- **Dataset extract**:

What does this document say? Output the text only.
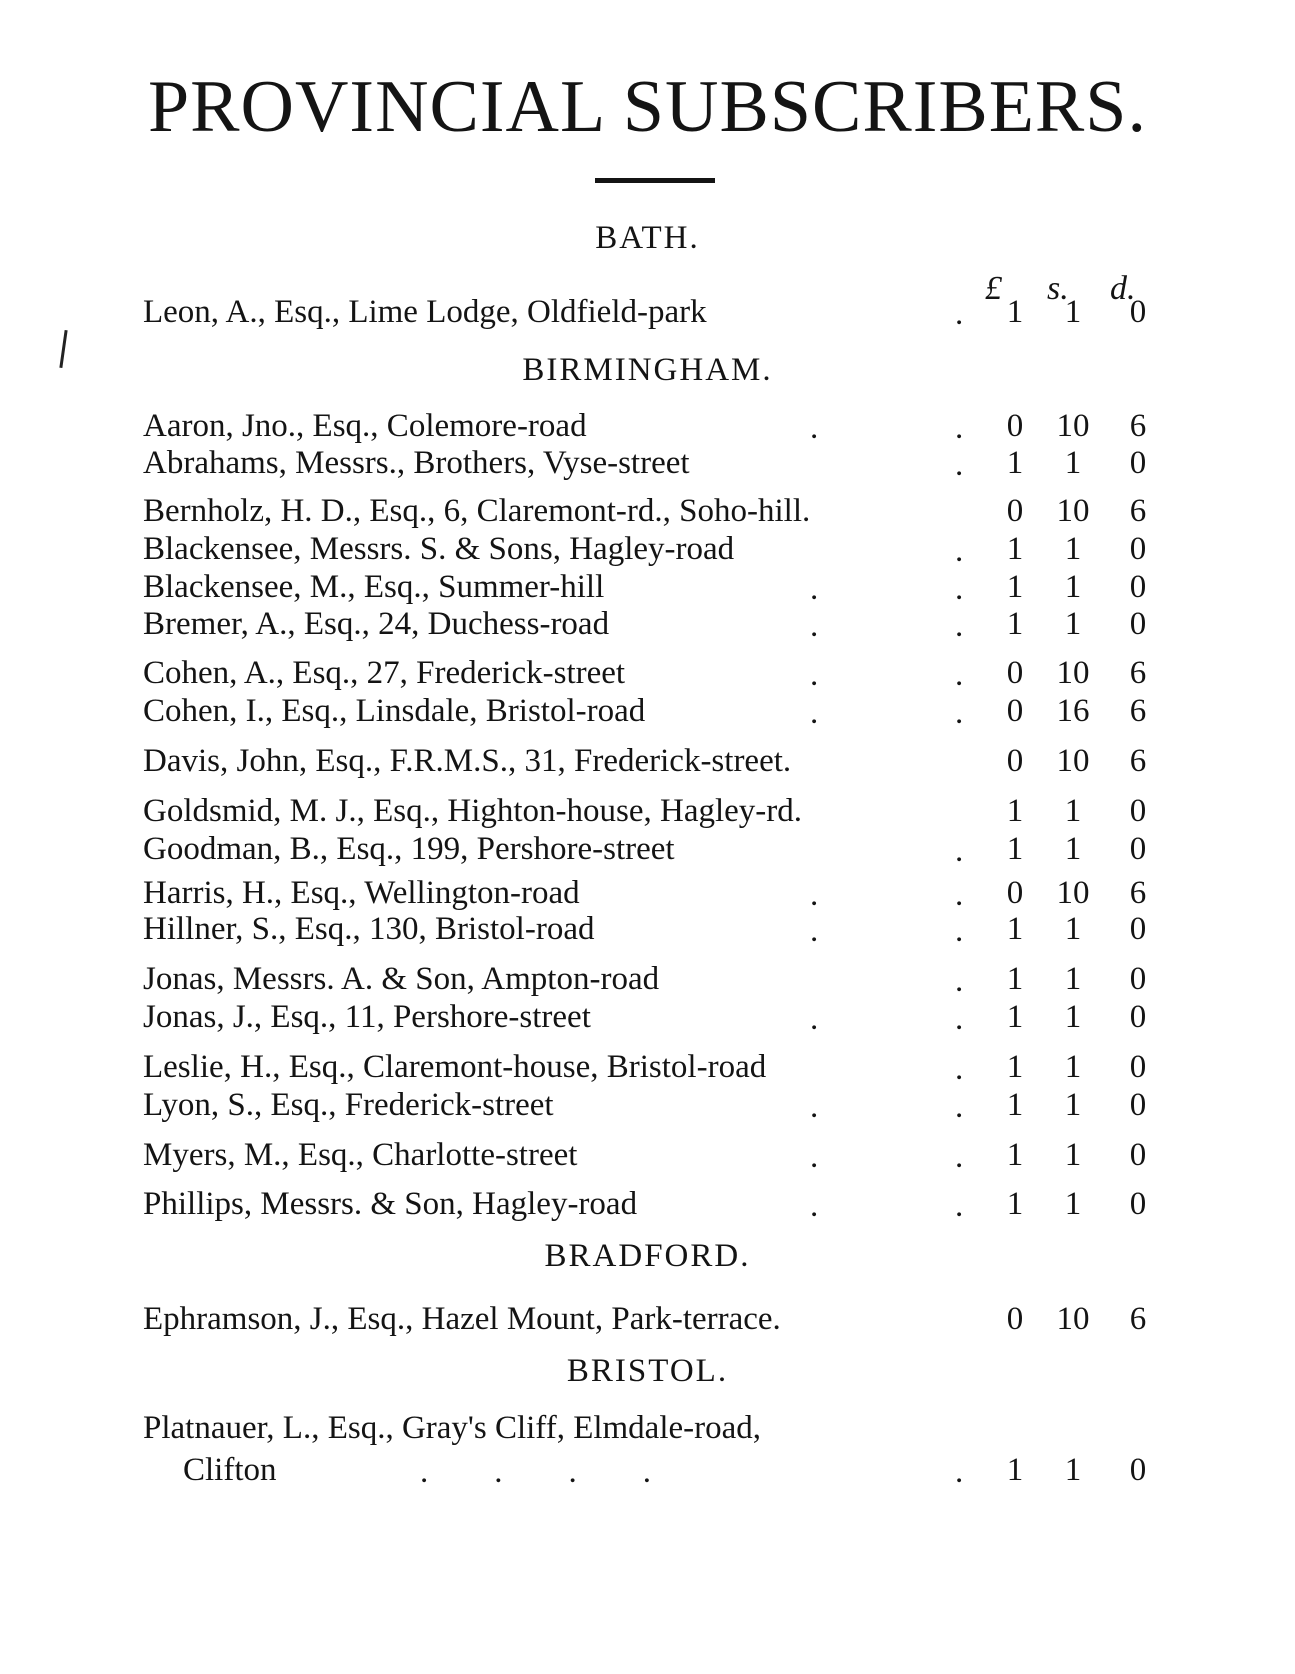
PROVINCIAL SUBSCRIBERS.
£ s. d.
BATH.
Leon, A., Esq., Lime Lodge, Oldfield-park	.	1	1	0
BIRMINGHAM.
Aaron, Jno., Esq., Colemore-road	.	.	0	10	6
Abrahams, Messrs., Brothers, Vyse-street	.	1	1	0
Bernholz, H. D., Esq., 6, Claremont-rd., Soho-hill.	0	10	6
Blackensee, Messrs. S. & Sons, Hagley-road	.	1	1	0
Blackensee, M., Esq., Summer-hill	.	.	1	1	0
Bremer, A., Esq., 24, Duchess-road	.	.	1	1	0
Cohen, A., Esq., 27, Frederick-street	.	.	0	10	6
Cohen, I., Esq., Linsdale, Bristol-road	.	.	0	16	6
Davis, John, Esq., F.R.M.S., 31, Frederick-street.	0	10	6
Goldsmid, M. J., Esq., Highton-house, Hagley-rd.	1	1	0
Goodman, B., Esq., 199, Pershore-street	.	1	1	0
Harris, H., Esq., Wellington-road	.	.	0	10	6
Hillner, S., Esq., 130, Bristol-road	.	.	1	1	0
Jonas, Messrs. A. & Son, Ampton-road	.	1	1	0
Jonas, J., Esq., 11, Pershore-street	.	.	1	1	0
Leslie, H., Esq., Claremont-house, Bristol-road	.	1	1	0
Lyon, S., Esq., Frederick-street	.	.	1	1	0
Myers, M., Esq., Charlotte-street	.	.	1	1	0
Phillips, Messrs. & Son, Hagley-road	.	.	1	1	0
BRADFORD.
Ephramson, J., Esq., Hazel Mount, Park-terrace.	0	10	6
BRISTOL.
Platnauer, L., Esq., Gray's Cliff, Elmdale-road,
Clifton	.        .        .        .	.	1	1	0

- **Exercise objective**: Give the entries again without a single change, but with no pictures.

- **Task output**:
What does this document say? Output the text only.
PROVINCIAL SUBSCRIBERS.
£ s. d.
BATH.
Leon, A., Esq., Lime Lodge, Oldfield-park	.	1	1	0
BIRMINGHAM.
Aaron, Jno., Esq., Colemore-road	.	.	0	10	6
Abrahams, Messrs., Brothers, Vyse-street	.	1	1	0
Bernholz, H. D., Esq., 6, Claremont-rd., Soho-hill.	0	10	6
Blackensee, Messrs. S. & Sons, Hagley-road	.	1	1	0
Blackensee, M., Esq., Summer-hill	.	.	1	1	0
Bremer, A., Esq., 24, Duchess-road	.	.	1	1	0
Cohen, A., Esq., 27, Frederick-street	.	.	0	10	6
Cohen, I., Esq., Linsdale, Bristol-road	.	.	0	16	6
Davis, John, Esq., F.R.M.S., 31, Frederick-street.	0	10	6
Goldsmid, M. J., Esq., Highton-house, Hagley-rd.	1	1	0
Goodman, B., Esq., 199, Pershore-street	.	1	1	0
Harris, H., Esq., Wellington-road	.	.	0	10	6
Hillner, S., Esq., 130, Bristol-road	.	.	1	1	0
Jonas, Messrs. A. & Son, Ampton-road	.	1	1	0
Jonas, J., Esq., 11, Pershore-street	.	.	1	1	0
Leslie, H., Esq., Claremont-house, Bristol-road	.	1	1	0
Lyon, S., Esq., Frederick-street	.	.	1	1	0
Myers, M., Esq., Charlotte-street	.	.	1	1	0
Phillips, Messrs. & Son, Hagley-road	.	.	1	1	0
BRADFORD.
Ephramson, J., Esq., Hazel Mount, Park-terrace.	0	10	6
BRISTOL.
Platnauer, L., Esq., Gray's Cliff, Elmdale-road,
Clifton	.        .        .        .	.	1	1	0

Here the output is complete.